### YOUR INSTRUCTIONS
Pictures aside, quote the whole listing exactly.

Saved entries

■ ■ ■

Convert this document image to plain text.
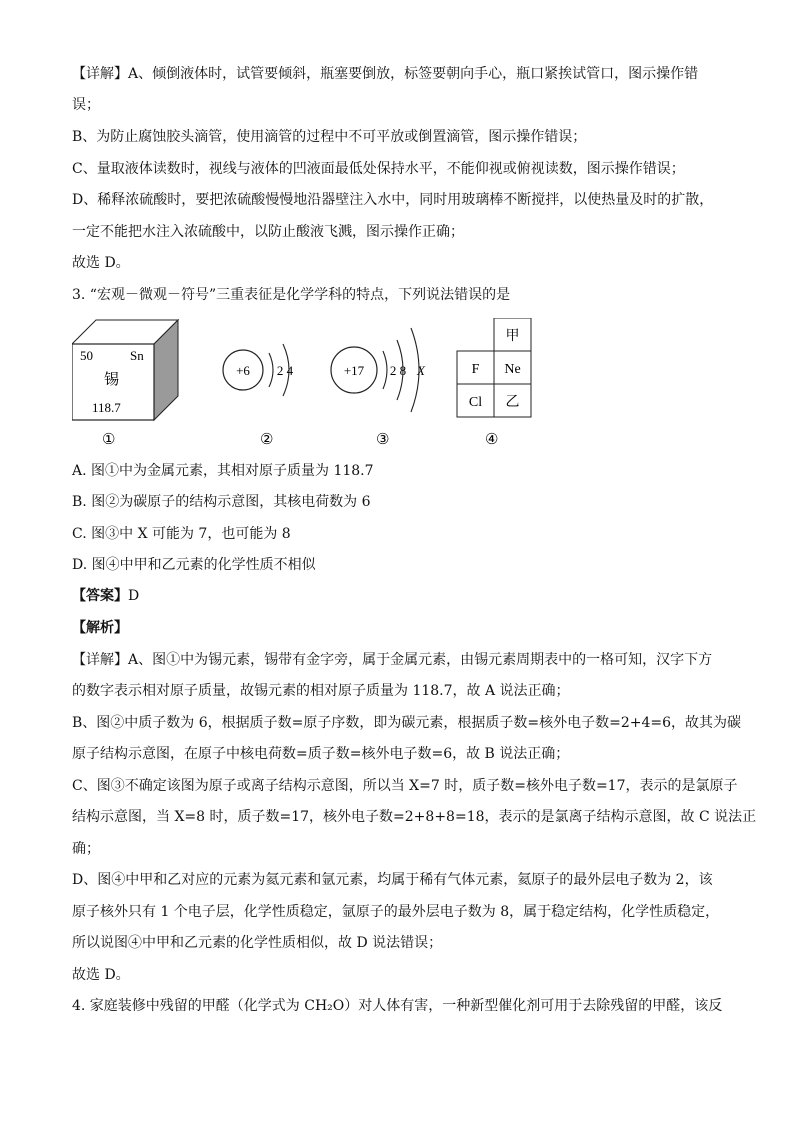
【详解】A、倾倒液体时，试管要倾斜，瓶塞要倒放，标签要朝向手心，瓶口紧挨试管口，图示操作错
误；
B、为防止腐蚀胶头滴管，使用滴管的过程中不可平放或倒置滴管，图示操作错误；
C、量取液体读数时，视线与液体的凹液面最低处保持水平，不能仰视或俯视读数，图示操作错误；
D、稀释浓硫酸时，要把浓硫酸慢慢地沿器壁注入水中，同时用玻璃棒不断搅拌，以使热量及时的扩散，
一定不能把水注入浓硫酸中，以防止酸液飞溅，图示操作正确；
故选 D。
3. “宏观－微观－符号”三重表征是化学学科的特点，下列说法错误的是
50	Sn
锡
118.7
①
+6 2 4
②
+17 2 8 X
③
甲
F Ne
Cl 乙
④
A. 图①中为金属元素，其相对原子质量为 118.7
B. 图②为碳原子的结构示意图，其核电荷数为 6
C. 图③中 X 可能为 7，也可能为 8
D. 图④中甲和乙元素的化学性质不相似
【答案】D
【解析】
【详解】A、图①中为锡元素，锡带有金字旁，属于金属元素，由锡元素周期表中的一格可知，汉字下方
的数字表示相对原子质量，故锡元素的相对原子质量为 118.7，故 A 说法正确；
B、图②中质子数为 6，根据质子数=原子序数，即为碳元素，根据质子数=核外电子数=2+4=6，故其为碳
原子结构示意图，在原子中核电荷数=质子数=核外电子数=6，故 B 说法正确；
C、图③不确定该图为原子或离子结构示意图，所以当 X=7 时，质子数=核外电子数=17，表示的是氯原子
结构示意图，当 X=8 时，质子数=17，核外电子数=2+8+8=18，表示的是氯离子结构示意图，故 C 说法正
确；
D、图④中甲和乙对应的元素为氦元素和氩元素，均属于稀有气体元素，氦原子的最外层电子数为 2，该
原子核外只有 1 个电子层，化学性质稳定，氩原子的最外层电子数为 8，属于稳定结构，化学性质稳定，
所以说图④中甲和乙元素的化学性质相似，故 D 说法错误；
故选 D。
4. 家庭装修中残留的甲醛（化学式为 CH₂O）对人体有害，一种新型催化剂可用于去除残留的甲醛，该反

■ ■ ■

### THE REPLY
Convert this document image to plain text.
【详解】A、倾倒液体时，试管要倾斜，瓶塞要倒放，标签要朝向手心，瓶口紧挨试管口，图示操作错
误；
B、为防止腐蚀胶头滴管，使用滴管的过程中不可平放或倒置滴管，图示操作错误；
C、量取液体读数时，视线与液体的凹液面最低处保持水平，不能仰视或俯视读数，图示操作错误；
D、稀释浓硫酸时，要把浓硫酸慢慢地沿器壁注入水中，同时用玻璃棒不断搅拌，以使热量及时的扩散，
一定不能把水注入浓硫酸中，以防止酸液飞溅，图示操作正确；
故选 D。
3. “宏观－微观－符号”三重表征是化学学科的特点，下列说法错误的是
50	Sn
锡
118.7
①
+6 2 4
②
+17 2 8 X
③
甲
F Ne
Cl 乙
④
A. 图①中为金属元素，其相对原子质量为 118.7
B. 图②为碳原子的结构示意图，其核电荷数为 6
C. 图③中 X 可能为 7，也可能为 8
D. 图④中甲和乙元素的化学性质不相似
【答案】D
【解析】
【详解】A、图①中为锡元素，锡带有金字旁，属于金属元素，由锡元素周期表中的一格可知，汉字下方
的数字表示相对原子质量，故锡元素的相对原子质量为 118.7，故 A 说法正确；
B、图②中质子数为 6，根据质子数=原子序数，即为碳元素，根据质子数=核外电子数=2+4=6，故其为碳
原子结构示意图，在原子中核电荷数=质子数=核外电子数=6，故 B 说法正确；
C、图③不确定该图为原子或离子结构示意图，所以当 X=7 时，质子数=核外电子数=17，表示的是氯原子
结构示意图，当 X=8 时，质子数=17，核外电子数=2+8+8=18，表示的是氯离子结构示意图，故 C 说法正
确；
D、图④中甲和乙对应的元素为氦元素和氩元素，均属于稀有气体元素，氦原子的最外层电子数为 2，该
原子核外只有 1 个电子层，化学性质稳定，氩原子的最外层电子数为 8，属于稳定结构，化学性质稳定，
所以说图④中甲和乙元素的化学性质相似，故 D 说法错误；
故选 D。
4. 家庭装修中残留的甲醛（化学式为 CH₂O）对人体有害，一种新型催化剂可用于去除残留的甲醛，该反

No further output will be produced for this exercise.